Short exercise => Every record here should be printed again exactly.

Task inputs =>
┌────────
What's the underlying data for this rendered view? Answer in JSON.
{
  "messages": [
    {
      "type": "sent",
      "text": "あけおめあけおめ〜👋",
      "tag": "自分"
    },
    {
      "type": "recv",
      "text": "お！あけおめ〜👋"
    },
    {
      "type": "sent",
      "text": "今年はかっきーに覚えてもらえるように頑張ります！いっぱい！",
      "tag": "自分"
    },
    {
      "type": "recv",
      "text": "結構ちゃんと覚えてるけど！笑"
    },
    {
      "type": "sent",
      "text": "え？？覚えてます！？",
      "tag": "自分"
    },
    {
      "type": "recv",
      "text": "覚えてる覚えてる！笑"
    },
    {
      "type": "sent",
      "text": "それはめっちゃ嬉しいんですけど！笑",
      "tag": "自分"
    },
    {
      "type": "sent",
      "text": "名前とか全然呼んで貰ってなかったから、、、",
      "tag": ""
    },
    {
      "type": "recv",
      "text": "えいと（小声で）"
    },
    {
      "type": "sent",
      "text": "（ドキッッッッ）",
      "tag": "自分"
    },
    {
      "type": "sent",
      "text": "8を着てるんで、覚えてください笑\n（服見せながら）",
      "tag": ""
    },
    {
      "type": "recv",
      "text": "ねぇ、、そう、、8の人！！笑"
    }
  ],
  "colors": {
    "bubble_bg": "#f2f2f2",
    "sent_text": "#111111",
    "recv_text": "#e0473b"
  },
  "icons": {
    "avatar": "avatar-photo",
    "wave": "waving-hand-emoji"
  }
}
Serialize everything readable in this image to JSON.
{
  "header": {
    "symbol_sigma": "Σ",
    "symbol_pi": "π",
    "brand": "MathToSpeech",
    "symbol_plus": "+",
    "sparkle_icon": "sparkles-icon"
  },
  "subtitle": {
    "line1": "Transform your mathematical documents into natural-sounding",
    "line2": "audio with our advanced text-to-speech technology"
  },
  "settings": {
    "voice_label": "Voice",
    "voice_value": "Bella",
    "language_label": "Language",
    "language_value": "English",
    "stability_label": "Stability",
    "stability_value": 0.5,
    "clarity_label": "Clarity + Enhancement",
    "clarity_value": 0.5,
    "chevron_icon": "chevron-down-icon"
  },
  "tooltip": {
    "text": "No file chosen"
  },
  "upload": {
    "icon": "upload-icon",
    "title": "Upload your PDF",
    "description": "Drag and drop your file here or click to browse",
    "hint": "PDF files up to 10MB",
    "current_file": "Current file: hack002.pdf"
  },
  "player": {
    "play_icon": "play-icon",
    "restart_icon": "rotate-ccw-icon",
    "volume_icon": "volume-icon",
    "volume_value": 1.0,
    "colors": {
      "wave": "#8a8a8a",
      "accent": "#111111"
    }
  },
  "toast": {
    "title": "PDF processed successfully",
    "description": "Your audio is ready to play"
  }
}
└────────
Reply to the exercise =>
What's the underlying data for this rendered view? Answer in JSON.
{
  "messages": [
    {
      "type": "sent",
      "text": "あけおめあけおめ〜👋",
      "tag": "自分"
    },
    {
      "type": "recv",
      "text": "お！あけおめ〜👋"
    },
    {
      "type": "sent",
      "text": "今年はかっきーに覚えてもらえるように頑張ります！いっぱい！",
      "tag": "自分"
    },
    {
      "type": "recv",
      "text": "結構ちゃんと覚えてるけど！笑"
    },
    {
      "type": "sent",
      "text": "え？？覚えてます！？",
      "tag": "自分"
    },
    {
      "type": "recv",
      "text": "覚えてる覚えてる！笑"
    },
    {
      "type": "sent",
      "text": "それはめっちゃ嬉しいんですけど！笑",
      "tag": "自分"
    },
    {
      "type": "sent",
      "text": "名前とか全然呼んで貰ってなかったから、、、",
      "tag": ""
    },
    {
      "type": "recv",
      "text": "えいと（小声で）"
    },
    {
      "type": "sent",
      "text": "（ドキッッッッ）",
      "tag": "自分"
    },
    {
      "type": "sent",
      "text": "8を着てるんで、覚えてください笑\n（服見せながら）",
      "tag": ""
    },
    {
      "type": "recv",
      "text": "ねぇ、、そう、、8の人！！笑"
    }
  ],
  "colors": {
    "bubble_bg": "#f2f2f2",
    "sent_text": "#111111",
    "recv_text": "#e0473b"
  },
  "icons": {
    "avatar": "avatar-photo",
    "wave": "waving-hand-emoji"
  }
}
Serialize everything readable in this image to JSON.
{
  "header": {
    "symbol_sigma": "Σ",
    "symbol_pi": "π",
    "brand": "MathToSpeech",
    "symbol_plus": "+",
    "sparkle_icon": "sparkles-icon"
  },
  "subtitle": {
    "line1": "Transform your mathematical documents into natural-sounding",
    "line2": "audio with our advanced text-to-speech technology"
  },
  "settings": {
    "voice_label": "Voice",
    "voice_value": "Bella",
    "language_label": "Language",
    "language_value": "English",
    "stability_label": "Stability",
    "stability_value": 0.5,
    "clarity_label": "Clarity + Enhancement",
    "clarity_value": 0.5,
    "chevron_icon": "chevron-down-icon"
  },
  "tooltip": {
    "text": "No file chosen"
  },
  "upload": {
    "icon": "upload-icon",
    "title": "Upload your PDF",
    "description": "Drag and drop your file here or click to browse",
    "hint": "PDF files up to 10MB",
    "current_file": "Current file: hack002.pdf"
  },
  "player": {
    "play_icon": "play-icon",
    "restart_icon": "rotate-ccw-icon",
    "volume_icon": "volume-icon",
    "volume_value": 1.0,
    "colors": {
      "wave": "#8a8a8a",
      "accent": "#111111"
    }
  },
  "toast": {
    "title": "PDF processed successfully",
    "description": "Your audio is ready to play"
  }
}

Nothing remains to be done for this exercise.